_Direction_
Find the lines of data that contain the string "this", then list them.

— start Records to use —

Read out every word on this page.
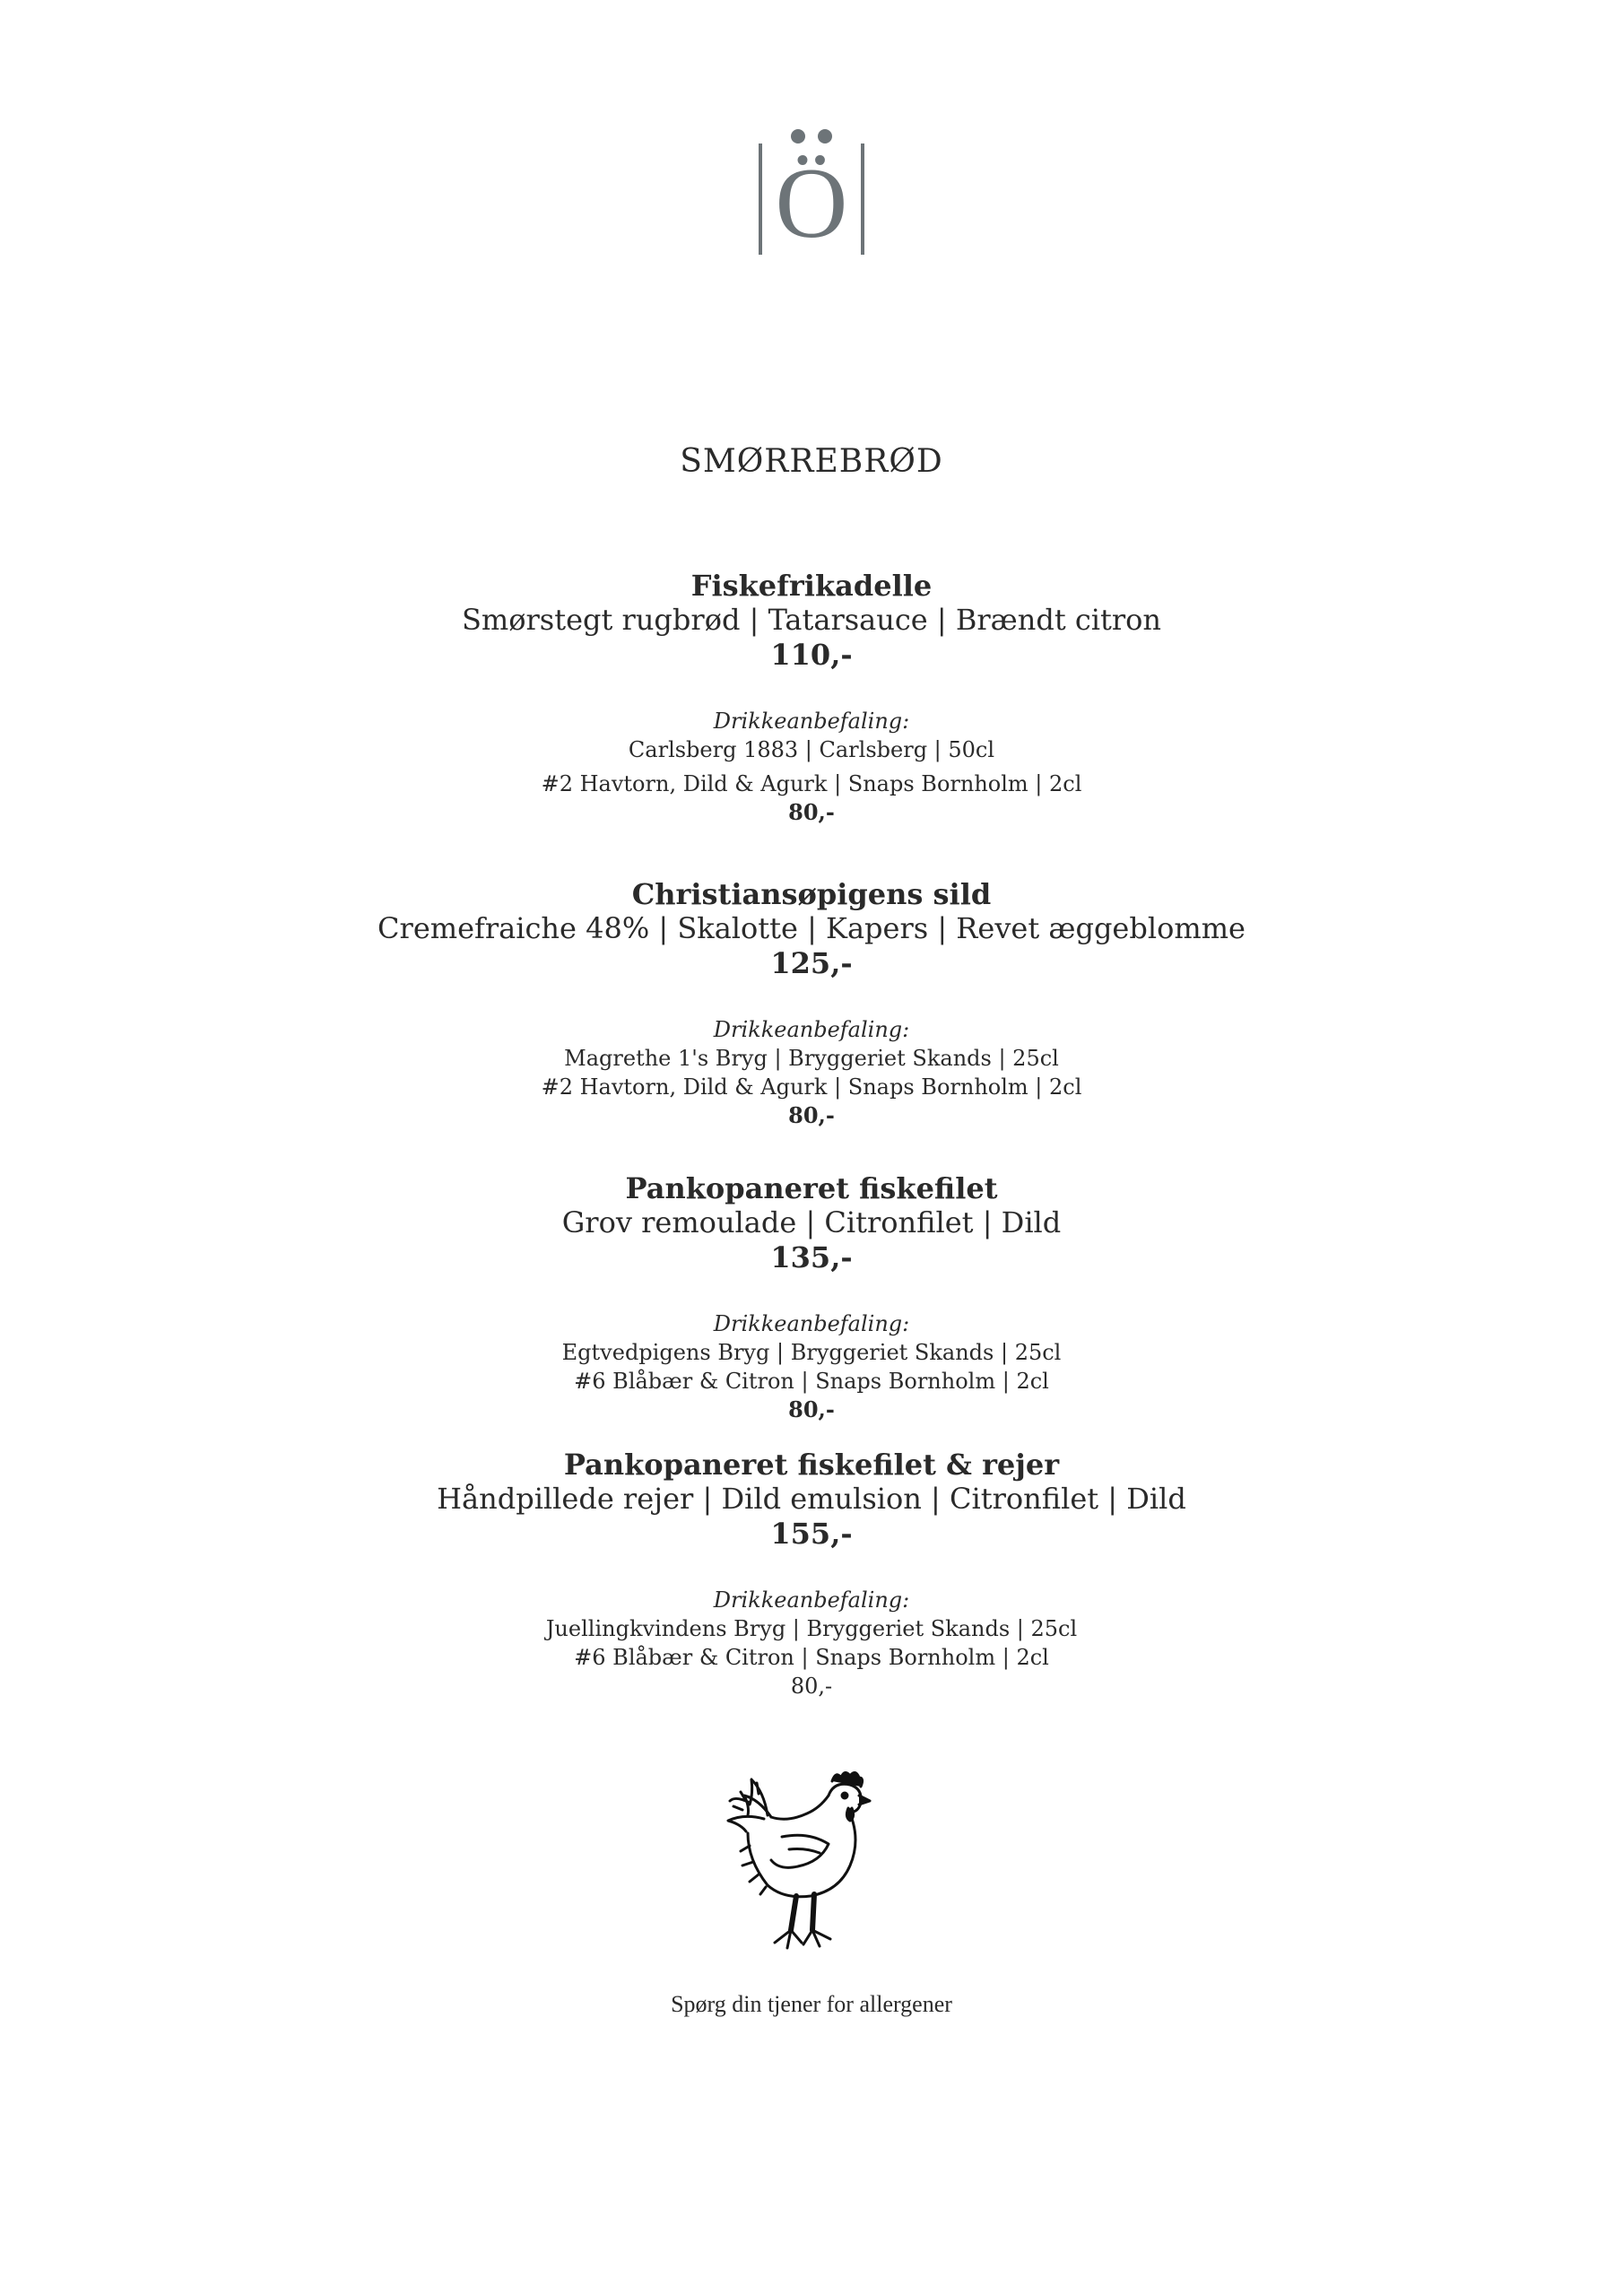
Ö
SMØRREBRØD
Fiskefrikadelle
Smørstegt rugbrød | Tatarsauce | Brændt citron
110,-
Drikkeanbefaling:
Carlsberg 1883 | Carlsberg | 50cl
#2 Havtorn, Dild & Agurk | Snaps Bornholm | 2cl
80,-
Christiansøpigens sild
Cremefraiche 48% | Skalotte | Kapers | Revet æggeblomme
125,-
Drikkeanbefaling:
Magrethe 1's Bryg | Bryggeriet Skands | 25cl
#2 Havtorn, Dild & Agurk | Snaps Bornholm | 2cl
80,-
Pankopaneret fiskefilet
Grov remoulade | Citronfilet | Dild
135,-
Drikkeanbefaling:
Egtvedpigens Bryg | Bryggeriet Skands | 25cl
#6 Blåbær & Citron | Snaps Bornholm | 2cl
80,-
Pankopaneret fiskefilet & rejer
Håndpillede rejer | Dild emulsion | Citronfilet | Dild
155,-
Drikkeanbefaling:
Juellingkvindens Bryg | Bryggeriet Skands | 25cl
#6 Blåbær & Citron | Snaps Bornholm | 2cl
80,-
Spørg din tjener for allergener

— end Records to use —
— start Records to use —

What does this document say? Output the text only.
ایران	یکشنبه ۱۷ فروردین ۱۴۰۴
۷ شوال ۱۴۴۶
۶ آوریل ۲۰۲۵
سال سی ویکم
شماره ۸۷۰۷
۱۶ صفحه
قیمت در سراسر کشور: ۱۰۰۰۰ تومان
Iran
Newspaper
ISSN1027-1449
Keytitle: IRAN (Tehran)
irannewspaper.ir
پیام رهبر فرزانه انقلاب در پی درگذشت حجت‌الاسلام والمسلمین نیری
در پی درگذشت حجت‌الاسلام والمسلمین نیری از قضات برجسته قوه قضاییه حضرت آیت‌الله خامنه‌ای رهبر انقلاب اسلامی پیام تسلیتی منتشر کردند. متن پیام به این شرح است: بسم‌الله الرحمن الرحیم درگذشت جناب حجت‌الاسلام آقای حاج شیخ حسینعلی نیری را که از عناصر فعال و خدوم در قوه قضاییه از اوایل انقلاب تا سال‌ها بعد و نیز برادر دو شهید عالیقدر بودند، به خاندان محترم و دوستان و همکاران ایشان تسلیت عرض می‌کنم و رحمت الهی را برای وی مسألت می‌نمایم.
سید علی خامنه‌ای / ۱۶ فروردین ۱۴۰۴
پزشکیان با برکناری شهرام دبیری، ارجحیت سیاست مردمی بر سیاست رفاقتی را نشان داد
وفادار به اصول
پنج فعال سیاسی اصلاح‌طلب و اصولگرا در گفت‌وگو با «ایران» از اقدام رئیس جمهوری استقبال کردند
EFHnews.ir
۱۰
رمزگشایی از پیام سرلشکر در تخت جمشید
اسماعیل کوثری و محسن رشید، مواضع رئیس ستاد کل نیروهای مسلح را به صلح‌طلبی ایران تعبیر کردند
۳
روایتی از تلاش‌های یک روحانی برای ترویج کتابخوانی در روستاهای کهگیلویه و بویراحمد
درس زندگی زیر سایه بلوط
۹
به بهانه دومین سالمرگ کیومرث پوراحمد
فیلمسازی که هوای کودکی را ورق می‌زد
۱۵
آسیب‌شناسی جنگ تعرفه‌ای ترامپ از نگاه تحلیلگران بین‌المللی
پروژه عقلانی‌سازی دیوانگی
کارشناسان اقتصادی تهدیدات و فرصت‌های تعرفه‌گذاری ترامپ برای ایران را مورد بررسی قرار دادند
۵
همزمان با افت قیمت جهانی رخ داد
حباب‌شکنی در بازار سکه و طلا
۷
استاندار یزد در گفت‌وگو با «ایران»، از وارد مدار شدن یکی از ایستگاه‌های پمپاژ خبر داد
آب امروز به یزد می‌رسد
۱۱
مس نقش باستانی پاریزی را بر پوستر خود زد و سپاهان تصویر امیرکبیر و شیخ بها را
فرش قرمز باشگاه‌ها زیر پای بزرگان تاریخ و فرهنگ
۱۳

— end Records to use —

_Exercise answer_
Read out every word on this page.
What does this document say? Output the text only.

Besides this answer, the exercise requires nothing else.